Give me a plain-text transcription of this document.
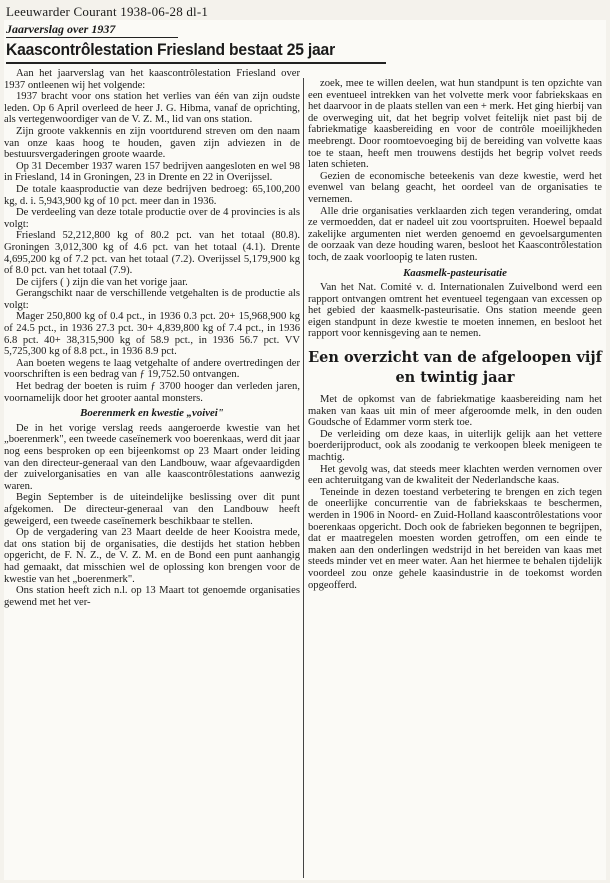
Leeuwarder Courant 1938-06-28 dl-1
Jaarverslag over 1937
Kaascontrôlestation Friesland bestaat 25 jaar

Aan het jaarverslag van het kaascontrôlestation Friesland over 1937 ontleenen wij het volgende:

1937 bracht voor ons station het verlies van één van zijn oudste leden. Op 6 April overleed de heer J. G. Hibma, vanaf de oprichting, als vertegenwoordiger van de V. Z. M., lid van ons station.

Zijn groote vakkennis en zijn voortdurend streven om den naam van onze kaas hoog te houden, gaven zijn adviezen in de bestuursvergaderingen groote waarde.

Op 31 December 1937 waren 157 bedrijven aangesloten en wel 98 in Friesland, 14 in Groningen, 23 in Drente en 22 in Overijssel.

De totale kaasproductie van deze bedrijven bedroeg: 65,100,200 kg, d. i. 5,943,900 kg of 10 pct. meer dan in 1936.

De verdeeling van deze totale productie over de 4 provincies is als volgt:

Friesland 52,212,800 kg of 80.2 pct. van het totaal (80.8). Groningen 3,012,300 kg of 4.6 pct. van het totaal (4.1). Drente 4,695,200 kg of 7.2 pct. van het totaal (7.2). Overijssel 5,179,900 kg of 8.0 pct. van het totaal (7.9).

De cijfers ( ) zijn die van het vorige jaar.

Gerangschikt naar de verschillende vetgehalten is de productie als volgt:

Mager 250,800 kg of 0.4 pct., in 1936 0.3 pct. 20+ 15,968,900 kg of 24.5 pct., in 1936 27.3 pct. 30+ 4,839,800 kg of 7.4 pct., in 1936 6.8 pct. 40+ 38,315,900 kg of 58.9 pct., in 1936 56.7 pct. VV 5,725,300 kg of 8.8 pct., in 1936 8.9 pct.

Aan boeten wegens te laag vetgehalte of andere overtredingen der voorschriften is een bedrag van ƒ 19,752.50 ontvangen.

Het bedrag der boeten is ruim ƒ 3700 hooger dan verleden jaren, voornamelijk door het grooter aantal monsters.

Boerenmerk en kwestie „voivei"

De in het vorige verslag reeds aangeroerde kwestie van het „boerenmerk", een tweede caseïnemerk voo boerenkaas, werd dit jaar nog eens besproken op een bijeenkomst op 23 Maart onder leiding van den directeur-generaal van den Landbouw, waar afgevaardigden der zuivelorganisaties en van alle kaascontrôlestations aanwezig waren.

Begin September is de uiteindelijke beslissing over dit punt afgekomen. De directeur-generaal van den Landbouw heeft geweigerd, een tweede caseïnemerk beschikbaar te stellen.

Op de vergadering van 23 Maart deelde de heer Kooistra mede, dat ons station bij de organisaties, die destijds het station hebben opgericht, de F. N. Z., de V. Z. M. en de Bond een punt aanhangig had gemaakt, dat misschien wel de oplossing kon brengen voor de kwestie van het „boerenmerk".

Ons station heeft zich n.l. op 13 Maart tot genoemde organisaties gewend met het ver-

zoek, mee te willen deelen, wat hun standpunt is ten opzichte van een eventueel intrekken van het volvette merk voor fabriekskaas en het daarvoor in de plaats stellen van een + merk. Het ging hierbij van de overweging uit, dat het begrip volvet feitelijk niet past bij de fabriekmatige kaasbereiding en voor de contrôle moeilijkheden meebrengt. Door roomtoevoeging bij de bereiding van volvette kaas toe te staan, heeft men trouwens destijds het begrip volvet reeds laten schieten.

Gezien de economische beteekenis van deze kwestie, werd het evenwel van belang geacht, het oordeel van de organisaties te vernemen.

Alle drie organisaties verklaarden zich tegen verandering, omdat ze vermoedden, dat er nadeel uit zou voortspruiten. Hoewel bepaald zakelijke argumenten niet werden genoemd en gevoelsargumenten de oorzaak van deze houding waren, besloot het Kaascontrôlestation toch, de zaak voorloopig te laten rusten.

Kaasmelk-pasteurisatie

Van het Nat. Comité v. d. Internationalen Zuivelbond werd een rapport ontvangen omtrent het eventueel tegengaan van excessen op het gebied der kaasmelk-pasteurisatie. Ons station meende geen eigen standpunt in deze kwestie te moeten innemen, en besloot het rapport voor kennisgeving aan te nemen.

Een overzicht van de afgeloopen vijf en twintig jaar

Met de opkomst van de fabriekmatige kaasbereiding nam het maken van kaas uit min of meer afgeroomde melk, in den ouden Goudsche of Edammer vorm sterk toe.

De verleiding om deze kaas, in uiterlijk gelijk aan het vettere boerderijproduct, ook als zoodanig te verkoopen bleek menigeen te machtig.

Het gevolg was, dat steeds meer klachten werden vernomen over een achteruitgang van de kwaliteit der Nederlandsche kaas.

Teneinde in dezen toestand verbetering te brengen en zich tegen de oneerlijke concurrentie van de fabriekskaas te beschermen, werden in 1906 in Noord- en Zuid-Holland kaascontrôlestations voor boerenkaas opgericht. Doch ook de fabrieken begonnen te begrijpen, dat er maatregelen moesten worden getroffen, om een einde te maken aan den onderlingen wedstrijd in het bereiden van kaas met steeds minder vet en meer water. Aan het hiermee te behalen tijdelijk voordeel zou onze gehele kaasindustrie in de toekomst worden opgeofferd.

.....

WHAT THIS TASK INVOLVES: Reproduce the data above in full, exactly as it is, with the pictures left out.

CORRECT OUTPUT:
Give me a plain-text transcription of this document.
Leeuwarder Courant 1938-06-28 dl-1
Jaarverslag over 1937
Kaascontrôlestation Friesland bestaat 25 jaar

Aan het jaarverslag van het kaascontrôlestation Friesland over 1937 ontleenen wij het volgende:

1937 bracht voor ons station het verlies van één van zijn oudste leden. Op 6 April overleed de heer J. G. Hibma, vanaf de oprichting, als vertegenwoordiger van de V. Z. M., lid van ons station.

Zijn groote vakkennis en zijn voortdurend streven om den naam van onze kaas hoog te houden, gaven zijn adviezen in de bestuursvergaderingen groote waarde.

Op 31 December 1937 waren 157 bedrijven aangesloten en wel 98 in Friesland, 14 in Groningen, 23 in Drente en 22 in Overijssel.

De totale kaasproductie van deze bedrijven bedroeg: 65,100,200 kg, d. i. 5,943,900 kg of 10 pct. meer dan in 1936.

De verdeeling van deze totale productie over de 4 provincies is als volgt:

Friesland 52,212,800 kg of 80.2 pct. van het totaal (80.8). Groningen 3,012,300 kg of 4.6 pct. van het totaal (4.1). Drente 4,695,200 kg of 7.2 pct. van het totaal (7.2). Overijssel 5,179,900 kg of 8.0 pct. van het totaal (7.9).

De cijfers ( ) zijn die van het vorige jaar.

Gerangschikt naar de verschillende vetgehalten is de productie als volgt:

Mager 250,800 kg of 0.4 pct., in 1936 0.3 pct. 20+ 15,968,900 kg of 24.5 pct., in 1936 27.3 pct. 30+ 4,839,800 kg of 7.4 pct., in 1936 6.8 pct. 40+ 38,315,900 kg of 58.9 pct., in 1936 56.7 pct. VV 5,725,300 kg of 8.8 pct., in 1936 8.9 pct.

Aan boeten wegens te laag vetgehalte of andere overtredingen der voorschriften is een bedrag van ƒ 19,752.50 ontvangen.

Het bedrag der boeten is ruim ƒ 3700 hooger dan verleden jaren, voornamelijk door het grooter aantal monsters.

Boerenmerk en kwestie „voivei"

De in het vorige verslag reeds aangeroerde kwestie van het „boerenmerk", een tweede caseïnemerk voo boerenkaas, werd dit jaar nog eens besproken op een bijeenkomst op 23 Maart onder leiding van den directeur-generaal van den Landbouw, waar afgevaardigden der zuivelorganisaties en van alle kaascontrôlestations aanwezig waren.

Begin September is de uiteindelijke beslissing over dit punt afgekomen. De directeur-generaal van den Landbouw heeft geweigerd, een tweede caseïnemerk beschikbaar te stellen.

Op de vergadering van 23 Maart deelde de heer Kooistra mede, dat ons station bij de organisaties, die destijds het station hebben opgericht, de F. N. Z., de V. Z. M. en de Bond een punt aanhangig had gemaakt, dat misschien wel de oplossing kon brengen voor de kwestie van het „boerenmerk".

Ons station heeft zich n.l. op 13 Maart tot genoemde organisaties gewend met het ver-

zoek, mee te willen deelen, wat hun standpunt is ten opzichte van een eventueel intrekken van het volvette merk voor fabriekskaas en het daarvoor in de plaats stellen van een + merk. Het ging hierbij van de overweging uit, dat het begrip volvet feitelijk niet past bij de fabriekmatige kaasbereiding en voor de contrôle moeilijkheden meebrengt. Door roomtoevoeging bij de bereiding van volvette kaas toe te staan, heeft men trouwens destijds het begrip volvet reeds laten schieten.

Gezien de economische beteekenis van deze kwestie, werd het evenwel van belang geacht, het oordeel van de organisaties te vernemen.

Alle drie organisaties verklaarden zich tegen verandering, omdat ze vermoedden, dat er nadeel uit zou voortspruiten. Hoewel bepaald zakelijke argumenten niet werden genoemd en gevoelsargumenten de oorzaak van deze houding waren, besloot het Kaascontrôlestation toch, de zaak voorloopig te laten rusten.

Kaasmelk-pasteurisatie

Van het Nat. Comité v. d. Internationalen Zuivelbond werd een rapport ontvangen omtrent het eventueel tegengaan van excessen op het gebied der kaasmelk-pasteurisatie. Ons station meende geen eigen standpunt in deze kwestie te moeten innemen, en besloot het rapport voor kennisgeving aan te nemen.

Een overzicht van de afgeloopen vijf en twintig jaar

Met de opkomst van de fabriekmatige kaasbereiding nam het maken van kaas uit min of meer afgeroomde melk, in den ouden Goudsche of Edammer vorm sterk toe.

De verleiding om deze kaas, in uiterlijk gelijk aan het vettere boerderijproduct, ook als zoodanig te verkoopen bleek menigeen te machtig.

Het gevolg was, dat steeds meer klachten werden vernomen over een achteruitgang van de kwaliteit der Nederlandsche kaas.

Teneinde in dezen toestand verbetering te brengen en zich tegen de oneerlijke concurrentie van de fabriekskaas te beschermen, werden in 1906 in Noord- en Zuid-Holland kaascontrôlestations voor boerenkaas opgericht. Doch ook de fabrieken begonnen te begrijpen, dat er maatregelen moesten worden getroffen, om een einde te maken aan den onderlingen wedstrijd in het bereiden van kaas met steeds minder vet en meer water. Aan het hiermee te behalen tijdelijk voordeel zou onze gehele kaasindustrie in de toekomst worden opgeofferd.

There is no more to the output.